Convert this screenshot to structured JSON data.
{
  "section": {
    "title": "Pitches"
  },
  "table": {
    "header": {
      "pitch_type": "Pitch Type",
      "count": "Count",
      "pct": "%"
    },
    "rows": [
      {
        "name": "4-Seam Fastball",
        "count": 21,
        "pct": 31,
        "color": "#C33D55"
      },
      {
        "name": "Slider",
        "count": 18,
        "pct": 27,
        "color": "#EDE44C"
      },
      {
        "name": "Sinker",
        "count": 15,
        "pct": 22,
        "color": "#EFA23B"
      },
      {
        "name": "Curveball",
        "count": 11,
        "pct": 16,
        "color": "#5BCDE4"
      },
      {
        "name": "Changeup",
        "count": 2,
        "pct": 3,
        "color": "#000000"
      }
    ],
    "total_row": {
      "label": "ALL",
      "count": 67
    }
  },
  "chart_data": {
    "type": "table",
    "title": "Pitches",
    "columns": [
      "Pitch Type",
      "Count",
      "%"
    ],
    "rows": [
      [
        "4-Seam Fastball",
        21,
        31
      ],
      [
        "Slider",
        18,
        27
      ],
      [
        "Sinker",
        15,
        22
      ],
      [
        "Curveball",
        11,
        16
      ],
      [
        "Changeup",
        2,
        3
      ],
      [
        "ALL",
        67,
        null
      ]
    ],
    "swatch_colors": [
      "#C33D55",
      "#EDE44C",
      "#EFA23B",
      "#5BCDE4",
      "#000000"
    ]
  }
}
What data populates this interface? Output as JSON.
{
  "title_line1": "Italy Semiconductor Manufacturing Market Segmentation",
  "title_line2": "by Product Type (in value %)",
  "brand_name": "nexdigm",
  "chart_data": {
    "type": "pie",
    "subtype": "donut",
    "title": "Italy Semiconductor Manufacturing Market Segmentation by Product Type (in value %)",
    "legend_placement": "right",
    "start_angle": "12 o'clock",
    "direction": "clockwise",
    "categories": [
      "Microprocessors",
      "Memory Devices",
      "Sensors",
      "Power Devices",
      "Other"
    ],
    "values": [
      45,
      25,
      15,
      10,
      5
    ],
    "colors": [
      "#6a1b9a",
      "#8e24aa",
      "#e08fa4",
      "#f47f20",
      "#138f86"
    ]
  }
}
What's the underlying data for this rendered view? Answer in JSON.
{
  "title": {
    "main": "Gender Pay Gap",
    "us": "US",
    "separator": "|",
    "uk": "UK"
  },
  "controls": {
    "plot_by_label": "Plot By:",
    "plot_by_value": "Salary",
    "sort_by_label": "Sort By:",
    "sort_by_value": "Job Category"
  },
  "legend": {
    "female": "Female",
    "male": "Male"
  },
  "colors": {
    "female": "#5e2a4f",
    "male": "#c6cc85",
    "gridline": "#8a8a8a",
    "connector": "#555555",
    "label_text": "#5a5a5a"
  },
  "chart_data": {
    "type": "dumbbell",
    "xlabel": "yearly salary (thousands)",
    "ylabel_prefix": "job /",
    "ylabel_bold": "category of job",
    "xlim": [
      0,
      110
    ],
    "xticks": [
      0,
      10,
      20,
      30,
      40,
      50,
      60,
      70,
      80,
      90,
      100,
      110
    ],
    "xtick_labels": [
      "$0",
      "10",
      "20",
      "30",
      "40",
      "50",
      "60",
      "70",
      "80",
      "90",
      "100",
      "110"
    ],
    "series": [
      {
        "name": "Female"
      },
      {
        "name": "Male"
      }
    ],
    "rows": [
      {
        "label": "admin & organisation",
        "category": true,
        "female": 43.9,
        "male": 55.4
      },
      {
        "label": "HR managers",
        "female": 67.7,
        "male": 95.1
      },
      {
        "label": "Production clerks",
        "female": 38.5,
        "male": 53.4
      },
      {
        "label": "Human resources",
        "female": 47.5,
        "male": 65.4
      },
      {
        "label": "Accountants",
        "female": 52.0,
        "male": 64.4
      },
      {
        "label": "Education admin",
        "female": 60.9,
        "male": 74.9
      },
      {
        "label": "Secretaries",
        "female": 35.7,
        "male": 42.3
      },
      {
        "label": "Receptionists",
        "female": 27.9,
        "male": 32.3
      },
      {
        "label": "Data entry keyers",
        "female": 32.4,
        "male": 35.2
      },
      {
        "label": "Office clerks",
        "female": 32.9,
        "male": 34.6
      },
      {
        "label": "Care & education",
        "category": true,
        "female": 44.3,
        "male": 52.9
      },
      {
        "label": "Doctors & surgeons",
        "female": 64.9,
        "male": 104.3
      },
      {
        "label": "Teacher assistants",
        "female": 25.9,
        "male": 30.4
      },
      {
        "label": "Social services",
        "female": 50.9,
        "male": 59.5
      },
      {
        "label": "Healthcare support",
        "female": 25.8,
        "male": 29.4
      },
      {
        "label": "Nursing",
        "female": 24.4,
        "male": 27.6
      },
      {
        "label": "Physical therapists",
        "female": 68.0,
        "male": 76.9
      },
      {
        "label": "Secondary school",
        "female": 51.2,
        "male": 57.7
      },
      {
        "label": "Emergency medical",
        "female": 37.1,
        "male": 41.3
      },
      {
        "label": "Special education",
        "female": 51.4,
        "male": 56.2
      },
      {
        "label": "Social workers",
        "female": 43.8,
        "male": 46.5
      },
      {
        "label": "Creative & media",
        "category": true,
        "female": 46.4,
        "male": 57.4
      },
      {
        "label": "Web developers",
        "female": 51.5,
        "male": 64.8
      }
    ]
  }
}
● ● ● ● ● ● ●
§ Task prompt:
Repeat the records above in full, character for character.

§ Exercise result:
Convert this screenshot to structured JSON data.
{
  "section": {
    "title": "Pitches"
  },
  "table": {
    "header": {
      "pitch_type": "Pitch Type",
      "count": "Count",
      "pct": "%"
    },
    "rows": [
      {
        "name": "4-Seam Fastball",
        "count": 21,
        "pct": 31,
        "color": "#C33D55"
      },
      {
        "name": "Slider",
        "count": 18,
        "pct": 27,
        "color": "#EDE44C"
      },
      {
        "name": "Sinker",
        "count": 15,
        "pct": 22,
        "color": "#EFA23B"
      },
      {
        "name": "Curveball",
        "count": 11,
        "pct": 16,
        "color": "#5BCDE4"
      },
      {
        "name": "Changeup",
        "count": 2,
        "pct": 3,
        "color": "#000000"
      }
    ],
    "total_row": {
      "label": "ALL",
      "count": 67
    }
  },
  "chart_data": {
    "type": "table",
    "title": "Pitches",
    "columns": [
      "Pitch Type",
      "Count",
      "%"
    ],
    "rows": [
      [
        "4-Seam Fastball",
        21,
        31
      ],
      [
        "Slider",
        18,
        27
      ],
      [
        "Sinker",
        15,
        22
      ],
      [
        "Curveball",
        11,
        16
      ],
      [
        "Changeup",
        2,
        3
      ],
      [
        "ALL",
        67,
        null
      ]
    ],
    "swatch_colors": [
      "#C33D55",
      "#EDE44C",
      "#EFA23B",
      "#5BCDE4",
      "#000000"
    ]
  }
}
What data populates this interface? Output as JSON.
{
  "title_line1": "Italy Semiconductor Manufacturing Market Segmentation",
  "title_line2": "by Product Type (in value %)",
  "brand_name": "nexdigm",
  "chart_data": {
    "type": "pie",
    "subtype": "donut",
    "title": "Italy Semiconductor Manufacturing Market Segmentation by Product Type (in value %)",
    "legend_placement": "right",
    "start_angle": "12 o'clock",
    "direction": "clockwise",
    "categories": [
      "Microprocessors",
      "Memory Devices",
      "Sensors",
      "Power Devices",
      "Other"
    ],
    "values": [
      45,
      25,
      15,
      10,
      5
    ],
    "colors": [
      "#6a1b9a",
      "#8e24aa",
      "#e08fa4",
      "#f47f20",
      "#138f86"
    ]
  }
}
What's the underlying data for this rendered view? Answer in JSON.
{
  "title": {
    "main": "Gender Pay Gap",
    "us": "US",
    "separator": "|",
    "uk": "UK"
  },
  "controls": {
    "plot_by_label": "Plot By:",
    "plot_by_value": "Salary",
    "sort_by_label": "Sort By:",
    "sort_by_value": "Job Category"
  },
  "legend": {
    "female": "Female",
    "male": "Male"
  },
  "colors": {
    "female": "#5e2a4f",
    "male": "#c6cc85",
    "gridline": "#8a8a8a",
    "connector": "#555555",
    "label_text": "#5a5a5a"
  },
  "chart_data": {
    "type": "dumbbell",
    "xlabel": "yearly salary (thousands)",
    "ylabel_prefix": "job /",
    "ylabel_bold": "category of job",
    "xlim": [
      0,
      110
    ],
    "xticks": [
      0,
      10,
      20,
      30,
      40,
      50,
      60,
      70,
      80,
      90,
      100,
      110
    ],
    "xtick_labels": [
      "$0",
      "10",
      "20",
      "30",
      "40",
      "50",
      "60",
      "70",
      "80",
      "90",
      "100",
      "110"
    ],
    "series": [
      {
        "name": "Female"
      },
      {
        "name": "Male"
      }
    ],
    "rows": [
      {
        "label": "admin & organisation",
        "category": true,
        "female": 43.9,
        "male": 55.4
      },
      {
        "label": "HR managers",
        "female": 67.7,
        "male": 95.1
      },
      {
        "label": "Production clerks",
        "female": 38.5,
        "male": 53.4
      },
      {
        "label": "Human resources",
        "female": 47.5,
        "male": 65.4
      },
      {
        "label": "Accountants",
        "female": 52.0,
        "male": 64.4
      },
      {
        "label": "Education admin",
        "female": 60.9,
        "male": 74.9
      },
      {
        "label": "Secretaries",
        "female": 35.7,
        "male": 42.3
      },
      {
        "label": "Receptionists",
        "female": 27.9,
        "male": 32.3
      },
      {
        "label": "Data entry keyers",
        "female": 32.4,
        "male": 35.2
      },
      {
        "label": "Office clerks",
        "female": 32.9,
        "male": 34.6
      },
      {
        "label": "Care & education",
        "category": true,
        "female": 44.3,
        "male": 52.9
      },
      {
        "label": "Doctors & surgeons",
        "female": 64.9,
        "male": 104.3
      },
      {
        "label": "Teacher assistants",
        "female": 25.9,
        "male": 30.4
      },
      {
        "label": "Social services",
        "female": 50.9,
        "male": 59.5
      },
      {
        "label": "Healthcare support",
        "female": 25.8,
        "male": 29.4
      },
      {
        "label": "Nursing",
        "female": 24.4,
        "male": 27.6
      },
      {
        "label": "Physical therapists",
        "female": 68.0,
        "male": 76.9
      },
      {
        "label": "Secondary school",
        "female": 51.2,
        "male": 57.7
      },
      {
        "label": "Emergency medical",
        "female": 37.1,
        "male": 41.3
      },
      {
        "label": "Special education",
        "female": 51.4,
        "male": 56.2
      },
      {
        "label": "Social workers",
        "female": 43.8,
        "male": 46.5
      },
      {
        "label": "Creative & media",
        "category": true,
        "female": 46.4,
        "male": 57.4
      },
      {
        "label": "Web developers",
        "female": 51.5,
        "male": 64.8
      }
    ]
  }
}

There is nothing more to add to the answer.